» Records shown:
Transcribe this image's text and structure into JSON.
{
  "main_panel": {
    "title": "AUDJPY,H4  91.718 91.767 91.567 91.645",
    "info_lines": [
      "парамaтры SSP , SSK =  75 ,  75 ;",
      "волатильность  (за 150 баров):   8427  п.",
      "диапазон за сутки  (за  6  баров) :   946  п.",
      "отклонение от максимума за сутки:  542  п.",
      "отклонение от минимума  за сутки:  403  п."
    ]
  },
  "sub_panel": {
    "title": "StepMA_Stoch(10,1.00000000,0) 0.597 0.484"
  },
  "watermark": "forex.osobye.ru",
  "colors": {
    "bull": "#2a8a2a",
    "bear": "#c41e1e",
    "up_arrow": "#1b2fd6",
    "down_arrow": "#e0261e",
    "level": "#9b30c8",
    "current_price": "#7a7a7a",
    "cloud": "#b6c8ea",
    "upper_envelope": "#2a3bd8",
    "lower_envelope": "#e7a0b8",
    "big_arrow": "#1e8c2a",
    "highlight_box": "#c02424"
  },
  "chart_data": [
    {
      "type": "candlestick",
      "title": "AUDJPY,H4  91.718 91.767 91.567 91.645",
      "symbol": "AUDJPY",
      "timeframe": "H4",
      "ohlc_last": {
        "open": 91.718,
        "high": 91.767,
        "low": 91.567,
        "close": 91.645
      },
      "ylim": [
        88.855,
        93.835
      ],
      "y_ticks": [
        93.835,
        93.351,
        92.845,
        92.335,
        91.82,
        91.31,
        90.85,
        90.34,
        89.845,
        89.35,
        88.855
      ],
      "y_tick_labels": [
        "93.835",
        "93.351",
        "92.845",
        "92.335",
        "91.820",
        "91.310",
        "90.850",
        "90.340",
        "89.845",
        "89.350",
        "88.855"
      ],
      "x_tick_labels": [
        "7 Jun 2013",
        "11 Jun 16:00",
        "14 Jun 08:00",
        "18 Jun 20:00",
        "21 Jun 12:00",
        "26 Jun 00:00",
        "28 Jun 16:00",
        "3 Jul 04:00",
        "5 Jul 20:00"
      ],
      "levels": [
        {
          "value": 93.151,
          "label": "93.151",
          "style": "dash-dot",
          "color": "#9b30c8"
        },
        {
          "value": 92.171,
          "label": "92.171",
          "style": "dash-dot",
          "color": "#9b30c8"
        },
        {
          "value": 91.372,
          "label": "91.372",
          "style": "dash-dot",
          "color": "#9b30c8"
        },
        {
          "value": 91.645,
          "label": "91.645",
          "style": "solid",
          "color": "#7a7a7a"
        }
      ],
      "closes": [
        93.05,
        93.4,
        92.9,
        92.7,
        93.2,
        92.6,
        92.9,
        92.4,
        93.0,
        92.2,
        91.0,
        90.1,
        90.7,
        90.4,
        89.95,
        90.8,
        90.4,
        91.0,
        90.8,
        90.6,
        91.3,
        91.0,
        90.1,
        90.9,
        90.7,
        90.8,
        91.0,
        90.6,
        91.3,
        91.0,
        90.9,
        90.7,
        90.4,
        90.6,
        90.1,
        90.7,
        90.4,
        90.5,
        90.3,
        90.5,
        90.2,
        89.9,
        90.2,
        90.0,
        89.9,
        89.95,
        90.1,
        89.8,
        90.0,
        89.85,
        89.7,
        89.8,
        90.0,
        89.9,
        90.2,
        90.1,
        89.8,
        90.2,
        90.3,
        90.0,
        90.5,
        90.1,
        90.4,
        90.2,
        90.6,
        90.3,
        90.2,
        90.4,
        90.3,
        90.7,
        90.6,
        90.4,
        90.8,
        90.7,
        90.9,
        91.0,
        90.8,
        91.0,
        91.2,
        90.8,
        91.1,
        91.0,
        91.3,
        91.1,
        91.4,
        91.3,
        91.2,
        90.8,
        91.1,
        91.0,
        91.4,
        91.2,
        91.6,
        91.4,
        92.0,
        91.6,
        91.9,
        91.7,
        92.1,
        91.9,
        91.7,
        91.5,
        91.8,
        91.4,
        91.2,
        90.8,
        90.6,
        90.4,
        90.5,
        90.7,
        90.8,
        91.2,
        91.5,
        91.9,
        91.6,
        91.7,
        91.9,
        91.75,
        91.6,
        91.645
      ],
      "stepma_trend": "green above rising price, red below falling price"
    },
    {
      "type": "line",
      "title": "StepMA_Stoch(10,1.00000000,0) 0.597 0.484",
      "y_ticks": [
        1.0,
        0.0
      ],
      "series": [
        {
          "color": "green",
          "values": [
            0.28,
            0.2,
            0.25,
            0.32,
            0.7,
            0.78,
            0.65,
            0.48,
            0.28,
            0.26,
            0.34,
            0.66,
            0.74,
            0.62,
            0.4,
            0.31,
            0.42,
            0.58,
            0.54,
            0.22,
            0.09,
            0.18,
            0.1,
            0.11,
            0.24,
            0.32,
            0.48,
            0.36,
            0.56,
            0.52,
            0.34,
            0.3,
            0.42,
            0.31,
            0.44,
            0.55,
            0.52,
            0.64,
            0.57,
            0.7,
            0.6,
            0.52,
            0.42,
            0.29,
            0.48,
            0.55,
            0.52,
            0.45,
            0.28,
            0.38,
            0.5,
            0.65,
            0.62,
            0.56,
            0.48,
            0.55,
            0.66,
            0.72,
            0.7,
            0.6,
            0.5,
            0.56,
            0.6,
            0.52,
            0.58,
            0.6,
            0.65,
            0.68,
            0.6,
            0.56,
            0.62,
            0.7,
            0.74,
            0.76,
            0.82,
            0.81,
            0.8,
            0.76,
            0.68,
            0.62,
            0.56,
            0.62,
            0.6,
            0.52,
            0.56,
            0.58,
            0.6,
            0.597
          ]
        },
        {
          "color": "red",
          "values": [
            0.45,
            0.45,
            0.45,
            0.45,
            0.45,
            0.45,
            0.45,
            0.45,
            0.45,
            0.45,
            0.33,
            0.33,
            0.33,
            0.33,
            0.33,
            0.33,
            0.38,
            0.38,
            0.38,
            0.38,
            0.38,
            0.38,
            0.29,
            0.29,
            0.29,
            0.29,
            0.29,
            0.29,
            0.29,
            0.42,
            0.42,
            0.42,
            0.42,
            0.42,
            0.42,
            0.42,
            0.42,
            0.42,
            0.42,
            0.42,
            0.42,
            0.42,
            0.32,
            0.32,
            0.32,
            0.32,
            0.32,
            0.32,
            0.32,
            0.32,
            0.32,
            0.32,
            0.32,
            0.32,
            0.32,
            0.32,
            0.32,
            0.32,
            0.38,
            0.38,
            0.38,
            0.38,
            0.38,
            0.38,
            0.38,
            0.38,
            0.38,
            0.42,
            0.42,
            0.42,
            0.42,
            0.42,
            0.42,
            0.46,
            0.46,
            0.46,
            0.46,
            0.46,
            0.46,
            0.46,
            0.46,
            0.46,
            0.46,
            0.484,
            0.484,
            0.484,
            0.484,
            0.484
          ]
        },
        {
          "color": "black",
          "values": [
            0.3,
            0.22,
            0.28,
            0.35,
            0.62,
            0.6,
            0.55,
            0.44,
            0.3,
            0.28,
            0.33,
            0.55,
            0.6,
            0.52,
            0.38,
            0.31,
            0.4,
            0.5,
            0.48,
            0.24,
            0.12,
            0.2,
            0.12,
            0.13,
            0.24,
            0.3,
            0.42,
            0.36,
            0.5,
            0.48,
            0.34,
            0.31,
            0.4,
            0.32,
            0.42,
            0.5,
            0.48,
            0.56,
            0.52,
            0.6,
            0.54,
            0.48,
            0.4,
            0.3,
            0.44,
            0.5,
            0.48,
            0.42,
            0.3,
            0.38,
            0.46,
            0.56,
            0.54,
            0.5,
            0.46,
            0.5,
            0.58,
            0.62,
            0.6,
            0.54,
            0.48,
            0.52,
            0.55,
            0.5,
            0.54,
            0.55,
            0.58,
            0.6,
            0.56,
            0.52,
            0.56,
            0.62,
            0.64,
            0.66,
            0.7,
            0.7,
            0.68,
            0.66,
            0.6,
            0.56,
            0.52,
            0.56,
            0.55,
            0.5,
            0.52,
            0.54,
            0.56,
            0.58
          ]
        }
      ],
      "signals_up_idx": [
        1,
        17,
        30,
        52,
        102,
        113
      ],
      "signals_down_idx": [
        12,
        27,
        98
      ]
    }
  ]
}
--
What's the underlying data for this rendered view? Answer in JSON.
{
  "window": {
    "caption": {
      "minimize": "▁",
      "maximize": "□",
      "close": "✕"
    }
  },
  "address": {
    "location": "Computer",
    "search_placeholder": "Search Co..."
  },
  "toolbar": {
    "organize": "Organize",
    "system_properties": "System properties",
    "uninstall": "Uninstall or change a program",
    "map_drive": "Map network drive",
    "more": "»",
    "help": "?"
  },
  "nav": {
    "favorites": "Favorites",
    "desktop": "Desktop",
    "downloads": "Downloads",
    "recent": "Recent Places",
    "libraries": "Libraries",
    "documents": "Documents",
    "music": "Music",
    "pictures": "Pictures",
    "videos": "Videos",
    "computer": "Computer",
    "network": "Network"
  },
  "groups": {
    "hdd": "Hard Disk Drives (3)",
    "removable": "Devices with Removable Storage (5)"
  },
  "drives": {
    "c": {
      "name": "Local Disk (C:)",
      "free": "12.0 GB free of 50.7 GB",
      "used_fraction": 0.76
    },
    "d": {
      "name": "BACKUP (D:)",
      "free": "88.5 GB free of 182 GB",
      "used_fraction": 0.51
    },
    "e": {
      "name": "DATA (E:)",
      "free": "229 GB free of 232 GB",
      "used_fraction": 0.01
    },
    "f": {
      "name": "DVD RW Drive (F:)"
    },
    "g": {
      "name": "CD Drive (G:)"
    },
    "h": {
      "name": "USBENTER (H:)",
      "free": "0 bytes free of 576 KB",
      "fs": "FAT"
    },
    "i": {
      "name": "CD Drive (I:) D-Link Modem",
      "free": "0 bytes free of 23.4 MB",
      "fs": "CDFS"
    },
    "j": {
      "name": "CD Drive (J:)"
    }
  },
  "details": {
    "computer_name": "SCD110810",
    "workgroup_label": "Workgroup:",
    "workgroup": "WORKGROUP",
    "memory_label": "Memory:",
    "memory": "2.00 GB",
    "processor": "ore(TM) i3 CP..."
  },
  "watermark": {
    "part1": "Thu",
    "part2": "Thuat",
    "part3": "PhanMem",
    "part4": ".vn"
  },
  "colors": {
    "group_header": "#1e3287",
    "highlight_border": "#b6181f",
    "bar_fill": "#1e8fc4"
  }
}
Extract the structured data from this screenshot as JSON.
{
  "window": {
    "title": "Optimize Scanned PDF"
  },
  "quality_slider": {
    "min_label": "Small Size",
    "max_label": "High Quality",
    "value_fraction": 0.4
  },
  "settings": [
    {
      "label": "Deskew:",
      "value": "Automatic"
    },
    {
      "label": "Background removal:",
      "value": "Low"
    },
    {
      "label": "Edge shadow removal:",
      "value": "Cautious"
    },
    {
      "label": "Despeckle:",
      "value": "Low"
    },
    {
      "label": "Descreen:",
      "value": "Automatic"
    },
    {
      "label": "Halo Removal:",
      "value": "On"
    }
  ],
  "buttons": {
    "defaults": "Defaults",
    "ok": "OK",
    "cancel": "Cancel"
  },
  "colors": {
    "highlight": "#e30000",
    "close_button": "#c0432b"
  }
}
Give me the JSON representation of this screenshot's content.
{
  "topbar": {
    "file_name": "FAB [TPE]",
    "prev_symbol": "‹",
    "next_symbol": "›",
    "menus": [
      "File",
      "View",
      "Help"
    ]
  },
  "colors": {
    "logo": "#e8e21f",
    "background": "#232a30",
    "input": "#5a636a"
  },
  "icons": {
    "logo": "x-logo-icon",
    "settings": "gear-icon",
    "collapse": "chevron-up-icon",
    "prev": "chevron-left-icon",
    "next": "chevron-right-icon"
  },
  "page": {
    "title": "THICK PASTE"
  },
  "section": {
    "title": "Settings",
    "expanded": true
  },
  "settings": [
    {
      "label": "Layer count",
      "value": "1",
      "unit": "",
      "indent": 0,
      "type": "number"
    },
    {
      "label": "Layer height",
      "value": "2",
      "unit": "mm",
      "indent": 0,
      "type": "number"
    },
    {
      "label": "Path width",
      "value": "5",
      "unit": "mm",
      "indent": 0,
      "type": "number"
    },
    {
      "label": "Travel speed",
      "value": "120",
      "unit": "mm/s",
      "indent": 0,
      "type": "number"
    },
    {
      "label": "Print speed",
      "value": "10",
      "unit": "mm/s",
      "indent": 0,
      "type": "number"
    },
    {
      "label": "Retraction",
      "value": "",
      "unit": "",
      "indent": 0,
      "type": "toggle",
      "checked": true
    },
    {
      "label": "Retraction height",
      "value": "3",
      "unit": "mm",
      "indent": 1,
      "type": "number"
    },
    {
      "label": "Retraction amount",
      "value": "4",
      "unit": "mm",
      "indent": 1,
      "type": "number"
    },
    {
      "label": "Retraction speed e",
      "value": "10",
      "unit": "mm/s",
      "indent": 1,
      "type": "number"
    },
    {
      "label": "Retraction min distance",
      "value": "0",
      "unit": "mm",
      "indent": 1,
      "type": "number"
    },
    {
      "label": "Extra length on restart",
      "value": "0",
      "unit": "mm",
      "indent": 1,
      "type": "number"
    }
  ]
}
--
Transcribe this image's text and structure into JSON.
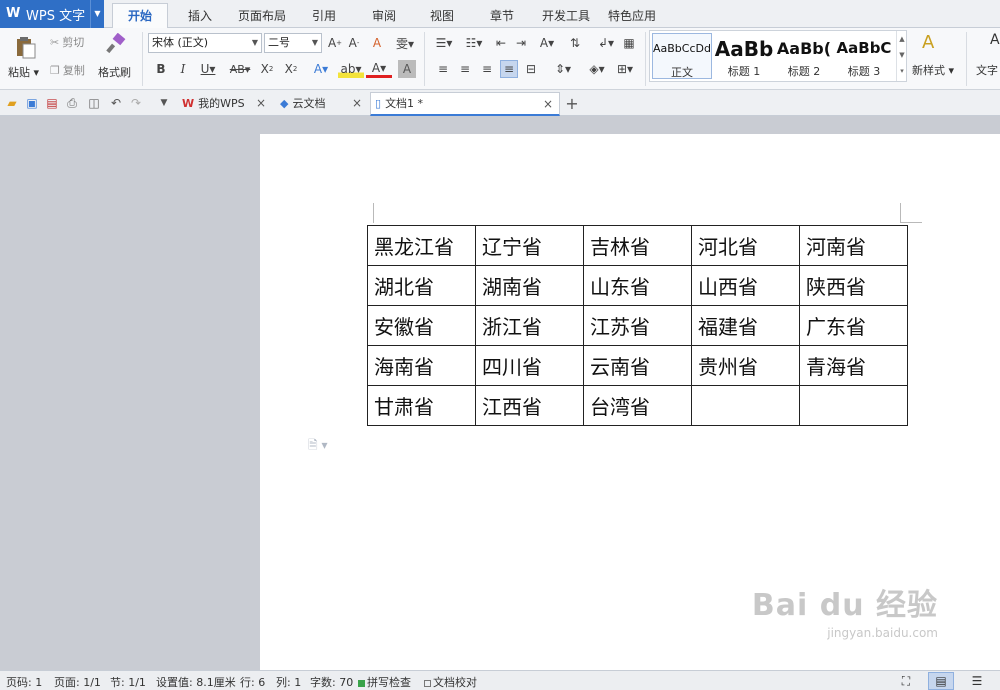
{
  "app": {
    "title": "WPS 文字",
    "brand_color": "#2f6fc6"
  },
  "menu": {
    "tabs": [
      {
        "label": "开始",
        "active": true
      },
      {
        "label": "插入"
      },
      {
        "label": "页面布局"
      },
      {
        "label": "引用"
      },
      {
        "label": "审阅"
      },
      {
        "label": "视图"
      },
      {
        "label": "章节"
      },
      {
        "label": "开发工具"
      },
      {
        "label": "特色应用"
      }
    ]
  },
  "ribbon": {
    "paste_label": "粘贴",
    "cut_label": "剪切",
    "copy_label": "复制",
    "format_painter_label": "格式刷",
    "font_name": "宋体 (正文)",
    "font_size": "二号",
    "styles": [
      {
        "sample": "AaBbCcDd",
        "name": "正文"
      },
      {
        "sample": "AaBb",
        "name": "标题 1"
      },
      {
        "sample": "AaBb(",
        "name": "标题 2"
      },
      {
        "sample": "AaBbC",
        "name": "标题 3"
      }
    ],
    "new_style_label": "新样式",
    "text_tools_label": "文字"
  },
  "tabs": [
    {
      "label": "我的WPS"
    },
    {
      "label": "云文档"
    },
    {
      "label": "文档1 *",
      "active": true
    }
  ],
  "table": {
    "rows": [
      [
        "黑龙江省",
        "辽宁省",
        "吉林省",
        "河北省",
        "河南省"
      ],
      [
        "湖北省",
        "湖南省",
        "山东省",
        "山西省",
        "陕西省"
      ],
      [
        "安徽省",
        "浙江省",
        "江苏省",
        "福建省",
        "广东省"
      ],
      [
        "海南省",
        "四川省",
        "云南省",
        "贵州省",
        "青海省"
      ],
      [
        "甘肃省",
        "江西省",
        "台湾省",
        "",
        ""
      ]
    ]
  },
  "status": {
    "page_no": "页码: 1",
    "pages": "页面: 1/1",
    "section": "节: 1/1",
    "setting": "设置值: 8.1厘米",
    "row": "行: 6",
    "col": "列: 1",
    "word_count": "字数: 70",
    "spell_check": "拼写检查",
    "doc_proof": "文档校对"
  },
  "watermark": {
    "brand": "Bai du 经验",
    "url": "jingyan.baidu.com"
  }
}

» The request:
Copy out each line of the data containing the string "AUDJPY".

» Result of the exercise:
    "title": "AUDJPY,H4  91.718 91.767 91.567 91.645",
      "title": "AUDJPY,H4  91.718 91.767 91.567 91.645",
      "symbol": "AUDJPY",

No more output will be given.